Stated exercise: Return the listing below verbatim. Pictures do not belong in the copy.
[start]
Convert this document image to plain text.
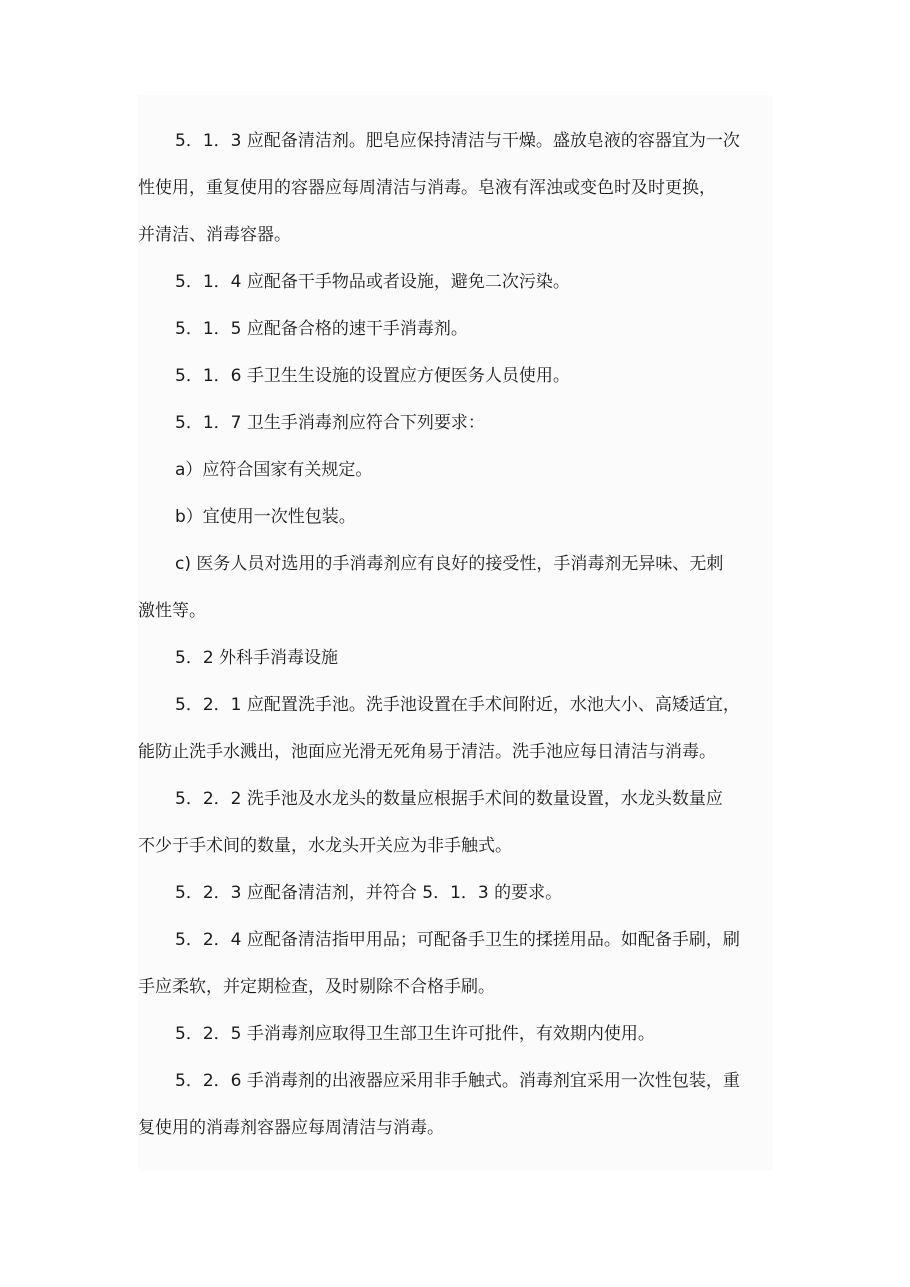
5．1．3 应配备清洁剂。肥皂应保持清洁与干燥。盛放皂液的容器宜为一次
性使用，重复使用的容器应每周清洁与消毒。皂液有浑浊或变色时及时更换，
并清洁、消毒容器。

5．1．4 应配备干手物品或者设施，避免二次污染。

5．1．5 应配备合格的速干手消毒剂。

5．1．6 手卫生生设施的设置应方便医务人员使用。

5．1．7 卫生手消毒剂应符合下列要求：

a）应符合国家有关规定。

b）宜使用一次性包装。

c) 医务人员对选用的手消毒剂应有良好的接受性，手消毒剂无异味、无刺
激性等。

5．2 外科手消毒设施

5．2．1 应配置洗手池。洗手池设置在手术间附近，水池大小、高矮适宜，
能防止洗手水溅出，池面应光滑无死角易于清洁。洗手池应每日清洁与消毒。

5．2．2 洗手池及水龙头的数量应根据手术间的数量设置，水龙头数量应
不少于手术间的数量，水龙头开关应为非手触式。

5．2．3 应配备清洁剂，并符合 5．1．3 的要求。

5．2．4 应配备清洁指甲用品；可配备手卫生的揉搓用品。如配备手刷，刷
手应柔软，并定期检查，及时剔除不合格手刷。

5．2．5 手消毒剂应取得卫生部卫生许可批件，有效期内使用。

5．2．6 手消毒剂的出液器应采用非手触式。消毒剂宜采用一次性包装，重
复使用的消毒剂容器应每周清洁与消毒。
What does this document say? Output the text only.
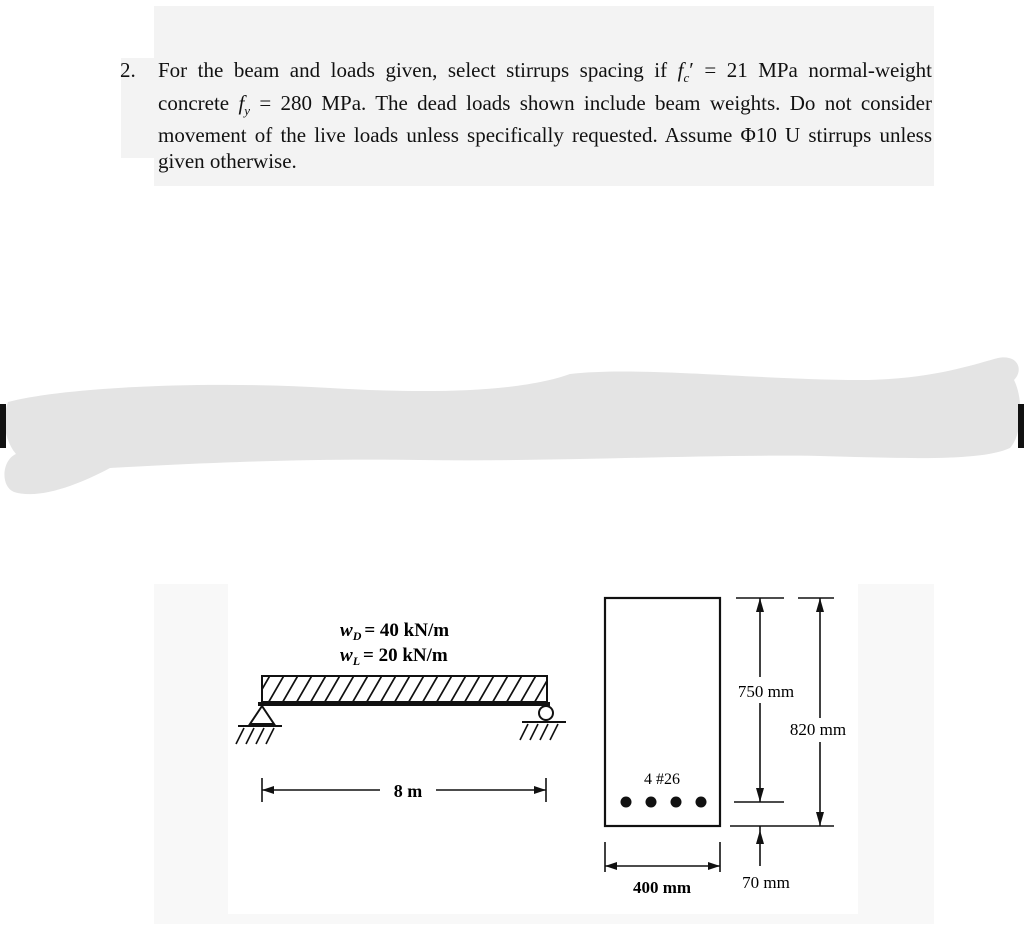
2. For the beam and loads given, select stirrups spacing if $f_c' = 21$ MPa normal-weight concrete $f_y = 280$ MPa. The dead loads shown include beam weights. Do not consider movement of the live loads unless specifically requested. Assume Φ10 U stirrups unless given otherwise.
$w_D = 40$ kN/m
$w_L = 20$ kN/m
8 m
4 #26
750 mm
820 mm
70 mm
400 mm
[end]
Full response:
Convert this document image to plain text.
5．1．3 应配备清洁剂。肥皂应保持清洁与干燥。盛放皂液的容器宜为一次
性使用，重复使用的容器应每周清洁与消毒。皂液有浑浊或变色时及时更换，
并清洁、消毒容器。

5．1．4 应配备干手物品或者设施，避免二次污染。

5．1．5 应配备合格的速干手消毒剂。

5．1．6 手卫生生设施的设置应方便医务人员使用。

5．1．7 卫生手消毒剂应符合下列要求：

a）应符合国家有关规定。

b）宜使用一次性包装。

c) 医务人员对选用的手消毒剂应有良好的接受性，手消毒剂无异味、无刺
激性等。

5．2 外科手消毒设施

5．2．1 应配置洗手池。洗手池设置在手术间附近，水池大小、高矮适宜，
能防止洗手水溅出，池面应光滑无死角易于清洁。洗手池应每日清洁与消毒。

5．2．2 洗手池及水龙头的数量应根据手术间的数量设置，水龙头数量应
不少于手术间的数量，水龙头开关应为非手触式。

5．2．3 应配备清洁剂，并符合 5．1．3 的要求。

5．2．4 应配备清洁指甲用品；可配备手卫生的揉搓用品。如配备手刷，刷
手应柔软，并定期检查，及时剔除不合格手刷。

5．2．5 手消毒剂应取得卫生部卫生许可批件，有效期内使用。

5．2．6 手消毒剂的出液器应采用非手触式。消毒剂宜采用一次性包装，重
复使用的消毒剂容器应每周清洁与消毒。
What does this document say? Output the text only.
2. For the beam and loads given, select stirrups spacing if $f_c' = 21$ MPa normal-weight concrete $f_y = 280$ MPa. The dead loads shown include beam weights. Do not consider movement of the live loads unless specifically requested. Assume Φ10 U stirrups unless given otherwise.
$w_D = 40$ kN/m
$w_L = 20$ kN/m
8 m
4 #26
750 mm
820 mm
70 mm
400 mm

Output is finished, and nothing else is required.